§ **O QUE FAZER**
[a] Responda a cada pergunta sobre o texto a respeito de Gelmírez, em uma linha por item:
(i) Em que livro Gelmírez aparece muito mais ativo?
(ii) Entre quais reinos ocorriam os momentos de tensão mencionados?
(iii) Em que capítulo foi demonstrada a diminuição da participação da Galícia nas empreitadas de Alfonso VII?
[b] Resuma em duas frases o texto sobre Gelmírez.
[c] Reescreva o trecho do texto sobre Gelmírez que começa com "Percebemos nesse momento" e termina com "da guerra civil.", trocando "benesses" por "privilégios".

§ **TEXTO DE APOIO**
____________________

Percebemos nesse momento uma adequação do bispo a e um jogo de interesses que
está presente há todo o momento. Muito provavelmente essa mudança de atitude envolve
justamente a possibilidade que o mesmo possuía de adquirir mais benesses para Compostela
como recompensa por apoiar um dos lados da guerra civil.
Assim, vemos um Gelmírez muito mais ativo no livro I, principalmente nos momentos
de tensão entre os reinos da Galícia, Castela-Leão e Aragão. Porém nos momentos em que
essas relações vão aos poucos esfriando a presença das realizações bélicas de Gelmírez vão
desaparecendo da própria documentação. Principalmente a partir do momento em que
Alfonso VII assume o trono.
Para tal, nossa explicação se dá nos diferentes papéis assumidos pelo Arcebispo
compostelano, tanto no reinado de Urraca I, quanto no reinado de Alfonso VII. Ao nosso ver,
fica claro uma discrepância entre ambos: com Urraca nós percebemos um Gelmírez mais
atuante, muito por conta da sua atitude perante a coroa castelhano-leonesa, além da sua forte
posição no reino de Galícia.
Com a ascensão de Alfonso VII vemos uma diminuição não só da participação de
Gelmírez como também de toda a Galícia nas novas empreitadas propostas pelo monarca
Castelhano-leonês, como fora demonstrado no nosso terceiro capítulo. Isso muito
provavelmente é a causa para o afastamento das atividades bélicas.

____________________

§ **DADOS DISPONÍVEIS**

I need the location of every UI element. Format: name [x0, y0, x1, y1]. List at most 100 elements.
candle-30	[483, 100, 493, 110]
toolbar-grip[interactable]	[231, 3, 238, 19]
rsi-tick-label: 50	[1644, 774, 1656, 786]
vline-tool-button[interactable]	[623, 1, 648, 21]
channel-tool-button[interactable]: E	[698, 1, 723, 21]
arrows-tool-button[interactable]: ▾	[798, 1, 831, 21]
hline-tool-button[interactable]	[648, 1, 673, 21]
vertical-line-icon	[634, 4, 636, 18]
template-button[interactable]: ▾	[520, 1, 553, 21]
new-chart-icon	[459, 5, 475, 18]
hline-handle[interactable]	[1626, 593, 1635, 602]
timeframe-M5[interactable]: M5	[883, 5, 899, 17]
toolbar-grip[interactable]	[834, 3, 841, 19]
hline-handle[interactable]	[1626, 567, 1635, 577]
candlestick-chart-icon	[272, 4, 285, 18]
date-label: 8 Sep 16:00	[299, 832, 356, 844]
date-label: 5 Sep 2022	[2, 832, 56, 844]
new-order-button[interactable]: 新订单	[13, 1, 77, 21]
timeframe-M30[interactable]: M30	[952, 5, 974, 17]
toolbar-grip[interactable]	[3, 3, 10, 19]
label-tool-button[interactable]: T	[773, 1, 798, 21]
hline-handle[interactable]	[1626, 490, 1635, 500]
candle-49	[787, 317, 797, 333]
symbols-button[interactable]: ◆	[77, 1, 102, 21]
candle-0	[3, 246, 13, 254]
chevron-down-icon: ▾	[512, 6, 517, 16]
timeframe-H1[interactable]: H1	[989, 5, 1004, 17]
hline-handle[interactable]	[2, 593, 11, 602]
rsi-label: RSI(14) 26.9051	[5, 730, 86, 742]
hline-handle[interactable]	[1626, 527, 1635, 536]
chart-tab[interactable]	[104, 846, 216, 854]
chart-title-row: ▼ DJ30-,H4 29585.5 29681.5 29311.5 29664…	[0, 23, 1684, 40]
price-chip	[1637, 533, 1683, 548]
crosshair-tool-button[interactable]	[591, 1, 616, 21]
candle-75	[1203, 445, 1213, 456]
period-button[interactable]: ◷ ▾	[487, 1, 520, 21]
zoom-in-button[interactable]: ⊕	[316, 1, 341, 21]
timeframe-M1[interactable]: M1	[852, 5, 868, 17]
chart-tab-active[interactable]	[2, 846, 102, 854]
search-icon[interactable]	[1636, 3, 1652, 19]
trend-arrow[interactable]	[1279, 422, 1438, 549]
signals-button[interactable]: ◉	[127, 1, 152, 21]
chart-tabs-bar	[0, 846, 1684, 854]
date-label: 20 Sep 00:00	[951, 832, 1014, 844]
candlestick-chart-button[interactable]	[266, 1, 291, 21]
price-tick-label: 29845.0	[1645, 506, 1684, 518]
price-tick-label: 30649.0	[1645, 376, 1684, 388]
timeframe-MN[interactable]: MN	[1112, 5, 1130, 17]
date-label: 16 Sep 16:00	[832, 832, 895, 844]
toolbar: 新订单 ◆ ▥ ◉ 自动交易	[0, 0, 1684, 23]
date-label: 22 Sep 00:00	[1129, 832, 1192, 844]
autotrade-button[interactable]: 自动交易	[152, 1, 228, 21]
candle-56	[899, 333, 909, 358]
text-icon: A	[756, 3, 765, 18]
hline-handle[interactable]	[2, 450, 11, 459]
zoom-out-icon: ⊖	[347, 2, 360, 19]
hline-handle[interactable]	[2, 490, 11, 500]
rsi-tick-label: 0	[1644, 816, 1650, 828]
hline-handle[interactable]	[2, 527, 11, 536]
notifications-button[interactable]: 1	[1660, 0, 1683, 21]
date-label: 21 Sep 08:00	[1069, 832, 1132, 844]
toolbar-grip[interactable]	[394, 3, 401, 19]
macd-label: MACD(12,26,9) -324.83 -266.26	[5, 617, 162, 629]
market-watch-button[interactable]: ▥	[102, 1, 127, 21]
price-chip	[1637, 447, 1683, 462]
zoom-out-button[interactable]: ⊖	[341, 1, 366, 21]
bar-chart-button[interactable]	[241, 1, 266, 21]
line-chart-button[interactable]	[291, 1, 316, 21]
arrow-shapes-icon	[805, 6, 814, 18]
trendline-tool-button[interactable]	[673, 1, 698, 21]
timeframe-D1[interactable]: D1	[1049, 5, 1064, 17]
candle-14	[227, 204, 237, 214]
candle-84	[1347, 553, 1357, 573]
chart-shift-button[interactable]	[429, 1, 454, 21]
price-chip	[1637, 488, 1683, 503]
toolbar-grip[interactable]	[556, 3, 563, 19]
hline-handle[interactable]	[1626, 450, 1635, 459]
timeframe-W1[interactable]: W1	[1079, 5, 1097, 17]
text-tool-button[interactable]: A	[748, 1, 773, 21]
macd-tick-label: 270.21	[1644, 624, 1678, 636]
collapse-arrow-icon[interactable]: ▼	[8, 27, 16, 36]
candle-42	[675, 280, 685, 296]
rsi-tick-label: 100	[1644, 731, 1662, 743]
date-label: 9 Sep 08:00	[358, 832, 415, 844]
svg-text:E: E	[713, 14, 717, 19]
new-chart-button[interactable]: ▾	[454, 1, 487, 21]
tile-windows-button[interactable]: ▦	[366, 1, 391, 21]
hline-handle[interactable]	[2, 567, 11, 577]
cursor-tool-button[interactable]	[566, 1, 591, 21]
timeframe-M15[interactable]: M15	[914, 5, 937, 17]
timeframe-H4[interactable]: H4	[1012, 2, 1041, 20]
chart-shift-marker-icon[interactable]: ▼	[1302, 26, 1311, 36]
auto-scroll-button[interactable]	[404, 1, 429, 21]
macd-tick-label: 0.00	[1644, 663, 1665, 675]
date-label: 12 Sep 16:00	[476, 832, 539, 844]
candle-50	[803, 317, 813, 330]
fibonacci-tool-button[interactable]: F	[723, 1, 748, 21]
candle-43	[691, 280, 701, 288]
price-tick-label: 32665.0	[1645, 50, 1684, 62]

____________________

§ **RESOLUÇÃO DAS TAREFAS**
[a]
(i) No livro I.
(ii) Entre os reinos da Galícia, Castela-Leão e Aragão.
(iii) No terceiro capítulo.

[b] Gelmírez aparece muito mais ativo no livro I, sobretudo nos momentos de tensão entre Galícia, Castela-Leão e Aragão, e suas realizações bélicas desaparecem da documentação à medida que essas relações esfriam, principalmente depois que Alfonso VII assume o trono. Isso se explica pelos diferentes papéis do arcebispo: no reinado de Urraca I ele era mais atuante, enquanto no de Alfonso VII diminuiu a participação dele e de toda a Galícia nas empreitadas do monarca, o que provavelmente causou o afastamento das atividades bélicas.

[c]
Percebemos nesse momento uma adequação do bispo a e um jogo de interesses que
está presente há todo o momento. Muito provavelmente essa mudança de atitude envolve
justamente a possibilidade que o mesmo possuía de adquirir mais privilégios para Compostela
como recompensa por apoiar um dos lados da guerra civil.